▶ [EXERCISE MATERIAL]
+--
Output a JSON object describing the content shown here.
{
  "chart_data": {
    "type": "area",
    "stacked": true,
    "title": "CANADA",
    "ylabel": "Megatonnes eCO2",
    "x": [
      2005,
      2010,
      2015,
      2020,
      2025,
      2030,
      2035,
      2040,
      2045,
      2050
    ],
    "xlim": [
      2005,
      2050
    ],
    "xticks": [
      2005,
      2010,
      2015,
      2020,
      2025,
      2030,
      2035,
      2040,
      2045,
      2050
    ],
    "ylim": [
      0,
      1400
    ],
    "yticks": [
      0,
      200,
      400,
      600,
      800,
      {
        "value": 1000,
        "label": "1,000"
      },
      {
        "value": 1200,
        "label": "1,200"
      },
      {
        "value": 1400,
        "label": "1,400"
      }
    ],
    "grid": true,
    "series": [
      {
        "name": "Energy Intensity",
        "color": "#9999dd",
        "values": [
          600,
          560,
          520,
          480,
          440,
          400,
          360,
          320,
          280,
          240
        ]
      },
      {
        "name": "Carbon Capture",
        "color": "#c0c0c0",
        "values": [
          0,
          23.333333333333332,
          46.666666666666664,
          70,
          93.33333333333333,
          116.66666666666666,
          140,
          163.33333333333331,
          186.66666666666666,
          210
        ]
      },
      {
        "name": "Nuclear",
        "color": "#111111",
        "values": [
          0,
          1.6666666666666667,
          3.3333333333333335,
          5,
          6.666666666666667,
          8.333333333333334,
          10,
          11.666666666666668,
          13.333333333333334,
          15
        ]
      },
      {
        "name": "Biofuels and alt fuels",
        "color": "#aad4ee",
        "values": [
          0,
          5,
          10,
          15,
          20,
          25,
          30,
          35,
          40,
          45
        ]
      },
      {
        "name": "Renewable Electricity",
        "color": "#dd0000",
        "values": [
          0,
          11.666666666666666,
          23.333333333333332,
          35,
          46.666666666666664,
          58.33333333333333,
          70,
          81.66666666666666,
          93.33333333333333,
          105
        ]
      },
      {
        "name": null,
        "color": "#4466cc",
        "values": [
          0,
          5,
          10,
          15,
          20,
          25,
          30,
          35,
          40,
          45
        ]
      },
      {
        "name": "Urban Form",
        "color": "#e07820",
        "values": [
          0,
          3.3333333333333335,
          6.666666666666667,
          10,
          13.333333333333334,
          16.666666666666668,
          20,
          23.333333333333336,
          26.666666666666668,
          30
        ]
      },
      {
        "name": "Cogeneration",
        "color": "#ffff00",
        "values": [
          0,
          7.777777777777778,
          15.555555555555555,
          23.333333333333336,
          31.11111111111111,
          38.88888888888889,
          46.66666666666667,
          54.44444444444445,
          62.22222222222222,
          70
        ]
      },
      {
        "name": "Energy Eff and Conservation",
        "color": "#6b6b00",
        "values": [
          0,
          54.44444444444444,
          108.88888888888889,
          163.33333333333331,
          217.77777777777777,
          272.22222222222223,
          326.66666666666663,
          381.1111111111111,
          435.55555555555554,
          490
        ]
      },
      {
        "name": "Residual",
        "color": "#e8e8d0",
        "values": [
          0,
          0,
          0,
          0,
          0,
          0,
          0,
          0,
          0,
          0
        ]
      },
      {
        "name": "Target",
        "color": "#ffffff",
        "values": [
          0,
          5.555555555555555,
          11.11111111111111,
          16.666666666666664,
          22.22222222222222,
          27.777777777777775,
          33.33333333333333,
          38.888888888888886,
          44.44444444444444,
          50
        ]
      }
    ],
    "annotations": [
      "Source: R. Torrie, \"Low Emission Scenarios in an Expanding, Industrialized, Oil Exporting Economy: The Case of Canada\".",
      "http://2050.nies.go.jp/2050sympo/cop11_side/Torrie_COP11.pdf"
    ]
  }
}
+--
Type out the entries again, word for word.

▶ [FINAL ANSWER]
Output a JSON object describing the content shown here.
{
  "chart_data": {
    "type": "area",
    "stacked": true,
    "title": "CANADA",
    "ylabel": "Megatonnes eCO2",
    "x": [
      2005,
      2010,
      2015,
      2020,
      2025,
      2030,
      2035,
      2040,
      2045,
      2050
    ],
    "xlim": [
      2005,
      2050
    ],
    "xticks": [
      2005,
      2010,
      2015,
      2020,
      2025,
      2030,
      2035,
      2040,
      2045,
      2050
    ],
    "ylim": [
      0,
      1400
    ],
    "yticks": [
      0,
      200,
      400,
      600,
      800,
      {
        "value": 1000,
        "label": "1,000"
      },
      {
        "value": 1200,
        "label": "1,200"
      },
      {
        "value": 1400,
        "label": "1,400"
      }
    ],
    "grid": true,
    "series": [
      {
        "name": "Energy Intensity",
        "color": "#9999dd",
        "values": [
          600,
          560,
          520,
          480,
          440,
          400,
          360,
          320,
          280,
          240
        ]
      },
      {
        "name": "Carbon Capture",
        "color": "#c0c0c0",
        "values": [
          0,
          23.333333333333332,
          46.666666666666664,
          70,
          93.33333333333333,
          116.66666666666666,
          140,
          163.33333333333331,
          186.66666666666666,
          210
        ]
      },
      {
        "name": "Nuclear",
        "color": "#111111",
        "values": [
          0,
          1.6666666666666667,
          3.3333333333333335,
          5,
          6.666666666666667,
          8.333333333333334,
          10,
          11.666666666666668,
          13.333333333333334,
          15
        ]
      },
      {
        "name": "Biofuels and alt fuels",
        "color": "#aad4ee",
        "values": [
          0,
          5,
          10,
          15,
          20,
          25,
          30,
          35,
          40,
          45
        ]
      },
      {
        "name": "Renewable Electricity",
        "color": "#dd0000",
        "values": [
          0,
          11.666666666666666,
          23.333333333333332,
          35,
          46.666666666666664,
          58.33333333333333,
          70,
          81.66666666666666,
          93.33333333333333,
          105
        ]
      },
      {
        "name": null,
        "color": "#4466cc",
        "values": [
          0,
          5,
          10,
          15,
          20,
          25,
          30,
          35,
          40,
          45
        ]
      },
      {
        "name": "Urban Form",
        "color": "#e07820",
        "values": [
          0,
          3.3333333333333335,
          6.666666666666667,
          10,
          13.333333333333334,
          16.666666666666668,
          20,
          23.333333333333336,
          26.666666666666668,
          30
        ]
      },
      {
        "name": "Cogeneration",
        "color": "#ffff00",
        "values": [
          0,
          7.777777777777778,
          15.555555555555555,
          23.333333333333336,
          31.11111111111111,
          38.88888888888889,
          46.66666666666667,
          54.44444444444445,
          62.22222222222222,
          70
        ]
      },
      {
        "name": "Energy Eff and Conservation",
        "color": "#6b6b00",
        "values": [
          0,
          54.44444444444444,
          108.88888888888889,
          163.33333333333331,
          217.77777777777777,
          272.22222222222223,
          326.66666666666663,
          381.1111111111111,
          435.55555555555554,
          490
        ]
      },
      {
        "name": "Residual",
        "color": "#e8e8d0",
        "values": [
          0,
          0,
          0,
          0,
          0,
          0,
          0,
          0,
          0,
          0
        ]
      },
      {
        "name": "Target",
        "color": "#ffffff",
        "values": [
          0,
          5.555555555555555,
          11.11111111111111,
          16.666666666666664,
          22.22222222222222,
          27.777777777777775,
          33.33333333333333,
          38.888888888888886,
          44.44444444444444,
          50
        ]
      }
    ],
    "annotations": [
      "Source: R. Torrie, \"Low Emission Scenarios in an Expanding, Industrialized, Oil Exporting Economy: The Case of Canada\".",
      "http://2050.nies.go.jp/2050sympo/cop11_side/Torrie_COP11.pdf"
    ]
  }
}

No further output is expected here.